#### INSTRUCTIONS FOR THE TASK:
Isolate every line in the data with the string "this" and copy it.

#### DATA EXTRACT:
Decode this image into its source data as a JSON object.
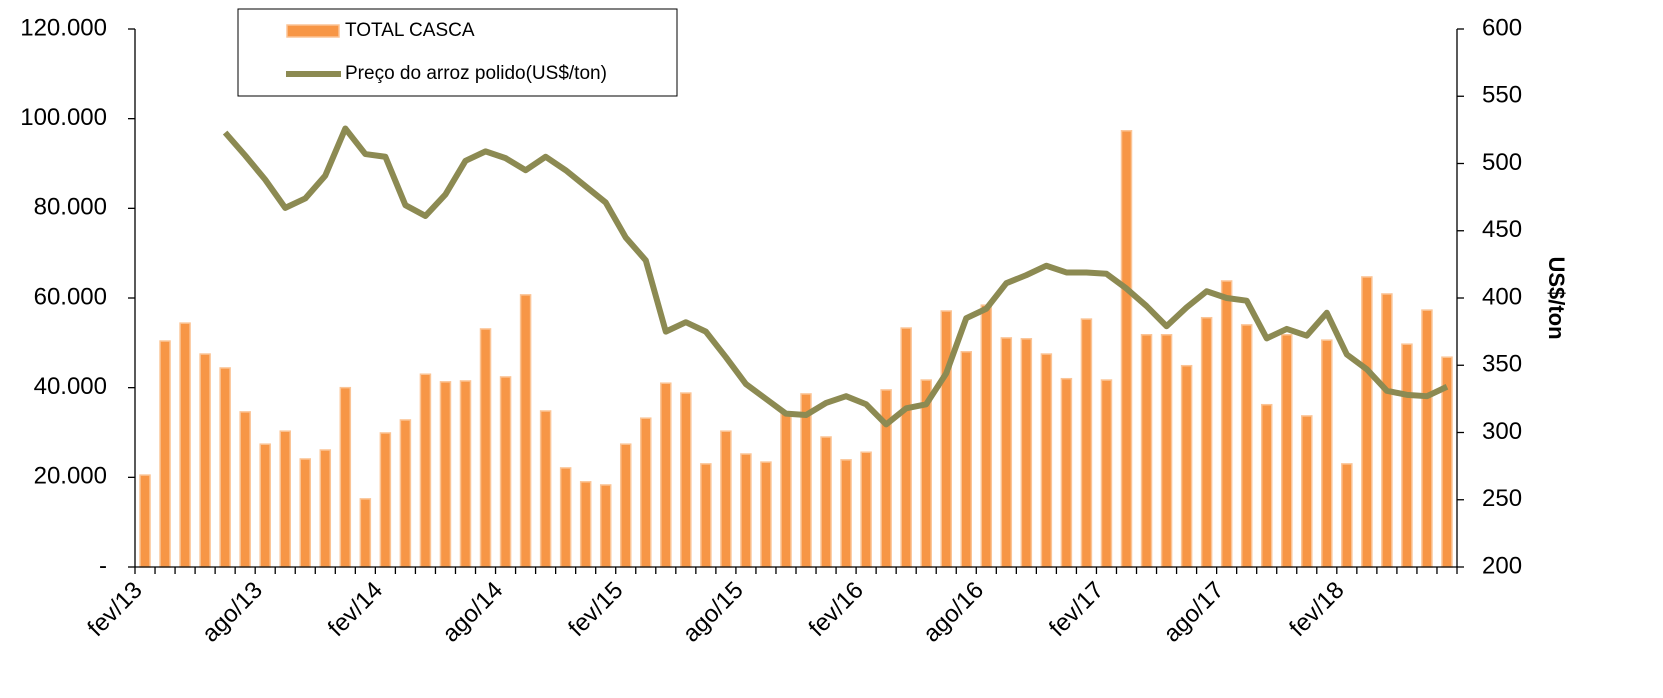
{
  "chart_data": {
    "type": "bar_line",
    "categories": [
      "fev/13",
      null,
      null,
      null,
      null,
      null,
      "ago/13",
      null,
      null,
      null,
      null,
      null,
      "fev/14",
      null,
      null,
      null,
      null,
      null,
      "ago/14",
      null,
      null,
      null,
      null,
      null,
      "fev/15",
      null,
      null,
      null,
      null,
      null,
      "ago/15",
      null,
      null,
      null,
      null,
      null,
      "fev/16",
      null,
      null,
      null,
      null,
      null,
      "ago/16",
      null,
      null,
      null,
      null,
      null,
      "fev/17",
      null,
      null,
      null,
      null,
      null,
      "ago/17",
      null,
      null,
      null,
      null,
      null,
      "fev/18",
      null,
      null,
      null,
      null,
      null
    ],
    "series": [
      {
        "name": "TOTAL CASCA",
        "type": "bar",
        "color": "#f79646",
        "values": [
          20500,
          50400,
          54400,
          47500,
          44400,
          34600,
          27400,
          30300,
          24100,
          26100,
          40000,
          15200,
          29900,
          32800,
          43000,
          41300,
          41500,
          53100,
          42400,
          60700,
          34800,
          22100,
          19000,
          18300,
          27400,
          33200,
          41000,
          38800,
          23000,
          30300,
          25200,
          23400,
          34300,
          38600,
          29000,
          23900,
          25600,
          39500,
          53300,
          41700,
          57100,
          48000,
          58400,
          51100,
          50900,
          47500,
          42000,
          55300,
          41700,
          97300,
          51800,
          51800,
          44900,
          55600,
          63800,
          54000,
          36200,
          51800,
          33700,
          50600,
          23000,
          64700,
          60900,
          49700,
          57300,
          46800
        ]
      },
      {
        "name": "Preço do arroz polido(US$/ton)",
        "type": "line",
        "axis": "y2",
        "color": "#8c8a52",
        "values": [
          null,
          null,
          null,
          null,
          523,
          506,
          488,
          467,
          474,
          491,
          526,
          507,
          505,
          469,
          461,
          477,
          502,
          509,
          504,
          495,
          505,
          495,
          483,
          471,
          445,
          428,
          375,
          382,
          375,
          356,
          336,
          325,
          314,
          313,
          322,
          327,
          321,
          306,
          318,
          321,
          344,
          385,
          392,
          411,
          417,
          424,
          419,
          419,
          418,
          407,
          394,
          379,
          393,
          405,
          400,
          398,
          370,
          377,
          372,
          389,
          358,
          347,
          331,
          328,
          327,
          334
        ]
      }
    ],
    "ylim": [
      0,
      120000
    ],
    "yticks": [
      {
        "value": 0,
        "label": "-"
      },
      {
        "value": 20000,
        "label": "20.000"
      },
      {
        "value": 40000,
        "label": "40.000"
      },
      {
        "value": 60000,
        "label": "60.000"
      },
      {
        "value": 80000,
        "label": "80.000"
      },
      {
        "value": 100000,
        "label": "100.000"
      },
      {
        "value": 120000,
        "label": "120.000"
      }
    ],
    "y2lim": [
      200,
      600
    ],
    "y2ticks": [
      200,
      250,
      300,
      350,
      400,
      450,
      500,
      550,
      600
    ],
    "y2label": "US$/ton",
    "legend": "top-left"
  }
}
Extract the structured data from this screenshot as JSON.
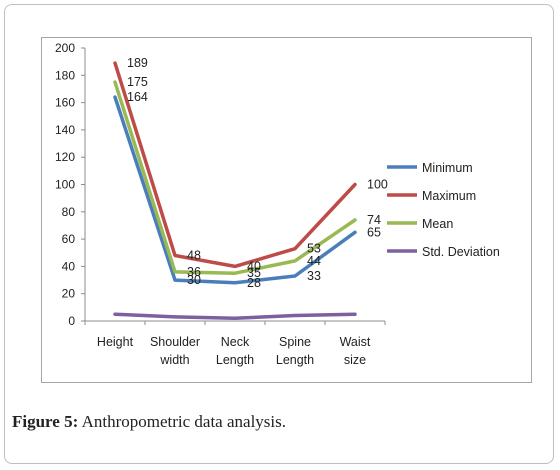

#### ANSWER TO THE TASK:
Decode this image into its source data as a JSON object.
Extract the structured data from this screenshot as JSON.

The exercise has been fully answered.